» Source extract:
__________
The Workers' Compensation Division, a compensation judge, the Workers' Compensation Court of Appeals, or a district court in cases before them shall direct the distribution of benefits provided by this chapter. These benefits are payable in the same manner as other payments of compensation.
In case deposit is or has been made pursuant to subdivision 2a by mistake or inadvertence, or under circumstances that justice requires a refund, the commissioner of management and budget is authorized to refund the deposit under order of the commissioner, a compensation judge, the Workers' Compensation Court of Appeals, or a district court. Claims for refunds must be submitted to the commissioner within three years of the date of reconciliation and final determination under subdivision 2a. There is appropriated to the commissioner from the fund an amount sufficient to make the refund and payment.
The commissioner is the administrator of the special compensation fund. The special fund shall be designated a party in an action regarding any right, obligation, and liability of the special fund. The commissioner of management and budget, as custodian, does not have standing in an action determining any right, obligation, or liability of the special fund. As requested by the commissioner, the attorney general shall represent the special fund in all legal matters in which the special fund has an interest. The commissioner may designate one or more division employees to appear on behalf of the special fund in proceedings under this chapter. The division employees so designated need not be attorneys-at-law.
In addition to powers granted to the special compensation fund by this chapter the fund may do the following:
(1) sue and be sued in its own name;
(2) intervene in or commence an action under this chapter or any other law, including, but not limited to, intervention or action as a subrogee to the division's right in a third-party action, any proceeding under this chapter in which liability of the special compensation fund is an issue, or any proceeding which may result in other liability of the fund or to protect the legal right of the fund;
(3) enter into settlements including but not limited to structured, annuity purchase agreements with appropriate parties under this chapter. Notwithstanding any other provision of this chapter, any settlement may provide that the fund partially or totally denies liability for payment of benefits, and no determination of employer insurance status and liability under section 176.183, subdivision 2, shall be required for approval of the stipulation for a settlement;
(4) contract with another party to administer the special compensation fund;
(5) take any other action which an insurer is permitted by law to take in operating within this chapter; and
(6) conduct a financial audit of indemnity claim payments, premium, and assessments reported to the fund. This may be contracted by the fund to a private auditing firm.
__________
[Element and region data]
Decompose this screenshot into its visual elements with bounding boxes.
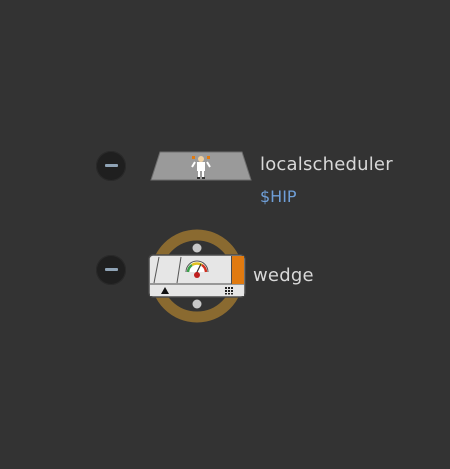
- bypass-toggle[interactable]: [96, 151, 126, 181]
- wedge-node-shape[interactable]: [145, 228, 250, 324]
- node-name-label[interactable]: wedge: [253, 265, 314, 286]
- network-editor-canvas[interactable]: localscheduler $HIP wedge: [0, 0, 450, 469]
- bypass-toggle[interactable]: [96, 255, 126, 285]
- output-connector: [192, 299, 202, 309]
- node-name-label[interactable]: localscheduler: [260, 154, 393, 175]
- input-connector: [192, 243, 202, 253]
- grid-icon: [225, 287, 233, 295]
- localscheduler-node-shape[interactable]: [150, 151, 252, 181]
- node-path-label: $HIP: [260, 187, 297, 206]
__________
» Set tasks:
1. Answer these questions about the workers' compensation statute:
(a) How long after reconciliation and final determination under subdivision 2a does someone have to submit a refund claim to the commissioner?
(b) Who administers the special compensation fund?
(c) Do division employees designated to appear for the special fund have to be attorneys-at-law?
2. Carry on the workers' compensation statute from the point where it stops, picking up after item (6).

» Outputs:
1.
(a) Claims for refunds must be submitted within three years of the date of reconciliation and final determination under subdivision 2a.
(b) The commissioner is the administrator of the special compensation fund.
(c) No, the division employees designated to appear on behalf of the special fund need not be attorneys-at-law.

2.
Sums paid to the commissioner pursuant to this section shall be in the manner prescribed by the commissioner. The commissioner may impose a penalty payable to the commissioner for deposit in the assigned risk safety account of up to 15 percent of the amount due under this section but not less than $1,000 in the event payment is not made or reports are not submitted in the manner prescribed.
The accounting, investigation, and legal costs necessary for the administration of the programs financed by the special compensation fund shall be paid from the fund during each biennium commencing July 1, 1981. Staffing and expenditures related to the administration of the special compensation fund shall be approved through the regular budget and appropriations process. All sums recovered by the special compensation fund as a result of action under section 176.061, or recoveries of payments made by the special compensation fund under section 176.183 or 176.191, or sums recovered under chapter 182, shall be credited to the special compensation fund.
The commissioner shall report biennially to the governor and to the legislature as to the financial status of the special compensation fund. The report shall include a statement of the receipts and the disbursements for the period covered.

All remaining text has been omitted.